Collected data —

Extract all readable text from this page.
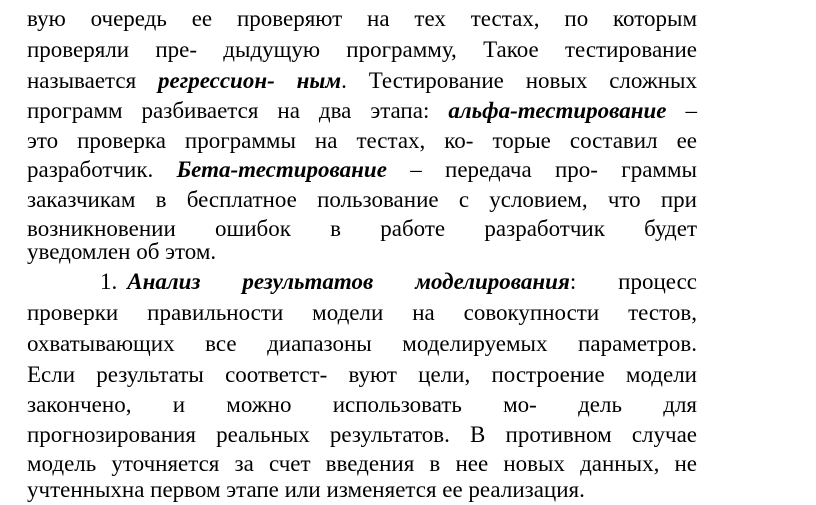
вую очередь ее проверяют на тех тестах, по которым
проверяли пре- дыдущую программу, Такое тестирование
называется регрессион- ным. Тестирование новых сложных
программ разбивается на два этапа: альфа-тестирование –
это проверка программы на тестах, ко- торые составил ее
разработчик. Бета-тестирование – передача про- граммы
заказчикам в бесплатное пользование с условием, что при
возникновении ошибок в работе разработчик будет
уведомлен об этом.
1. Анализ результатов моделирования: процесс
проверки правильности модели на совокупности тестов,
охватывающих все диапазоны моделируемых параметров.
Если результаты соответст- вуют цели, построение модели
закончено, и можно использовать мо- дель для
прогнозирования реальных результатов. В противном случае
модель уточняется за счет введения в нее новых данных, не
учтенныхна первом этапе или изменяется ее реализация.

What you have to do —
Leave the pictures out, and print every line of the listing exactly as written.

Written response —
Extract all readable text from this page.
вую очередь ее проверяют на тех тестах, по которым
проверяли пре- дыдущую программу, Такое тестирование
называется регрессион- ным. Тестирование новых сложных
программ разбивается на два этапа: альфа-тестирование –
это проверка программы на тестах, ко- торые составил ее
разработчик. Бета-тестирование – передача про- граммы
заказчикам в бесплатное пользование с условием, что при
возникновении ошибок в работе разработчик будет
уведомлен об этом.
1. Анализ результатов моделирования: процесс
проверки правильности модели на совокупности тестов,
охватывающих все диапазоны моделируемых параметров.
Если результаты соответст- вуют цели, построение модели
закончено, и можно использовать мо- дель для
прогнозирования реальных результатов. В противном случае
модель уточняется за счет введения в нее новых данных, не
учтенныхна первом этапе или изменяется ее реализация.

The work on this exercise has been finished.